● The task
Scan the entries below and extract each line with the word "develop" in it.

****************

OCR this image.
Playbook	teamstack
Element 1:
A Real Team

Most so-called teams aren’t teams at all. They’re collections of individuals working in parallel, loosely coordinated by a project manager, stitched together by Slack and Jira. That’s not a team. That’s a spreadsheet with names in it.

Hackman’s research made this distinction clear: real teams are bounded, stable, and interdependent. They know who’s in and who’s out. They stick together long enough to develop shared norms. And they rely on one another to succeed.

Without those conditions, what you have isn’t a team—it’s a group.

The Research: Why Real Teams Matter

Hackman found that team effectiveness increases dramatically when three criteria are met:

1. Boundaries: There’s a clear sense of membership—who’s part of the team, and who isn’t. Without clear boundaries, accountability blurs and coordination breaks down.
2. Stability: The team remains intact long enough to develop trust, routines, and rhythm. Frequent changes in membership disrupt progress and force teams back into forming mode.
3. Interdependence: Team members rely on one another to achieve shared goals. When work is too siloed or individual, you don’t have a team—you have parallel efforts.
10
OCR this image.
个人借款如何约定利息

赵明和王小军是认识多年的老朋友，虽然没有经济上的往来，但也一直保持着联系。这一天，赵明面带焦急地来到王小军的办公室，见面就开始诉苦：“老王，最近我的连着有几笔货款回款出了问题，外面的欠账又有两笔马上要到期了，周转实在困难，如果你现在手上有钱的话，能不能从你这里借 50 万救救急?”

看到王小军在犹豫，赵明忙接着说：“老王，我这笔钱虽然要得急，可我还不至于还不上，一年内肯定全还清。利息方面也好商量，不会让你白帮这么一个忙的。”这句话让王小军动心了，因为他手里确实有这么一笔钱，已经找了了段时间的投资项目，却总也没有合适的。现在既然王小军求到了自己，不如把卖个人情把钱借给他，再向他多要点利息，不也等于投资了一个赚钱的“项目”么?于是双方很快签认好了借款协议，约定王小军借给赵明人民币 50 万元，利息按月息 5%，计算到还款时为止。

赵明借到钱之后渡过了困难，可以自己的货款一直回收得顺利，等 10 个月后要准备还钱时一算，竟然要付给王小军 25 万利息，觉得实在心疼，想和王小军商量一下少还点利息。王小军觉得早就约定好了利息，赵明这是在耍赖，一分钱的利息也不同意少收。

****************

● Result of this task
Hackman’s research made this distinction clear: real teams are bounded, stable, and interdependent. They know who’s in and who’s out. They stick together long enough to develop shared norms. And they rely on one another to succeed.
2. Stability: The team remains intact long enough to develop trust, routines, and rhythm. Frequent changes in membership disrupt progress and force teams back into forming mode.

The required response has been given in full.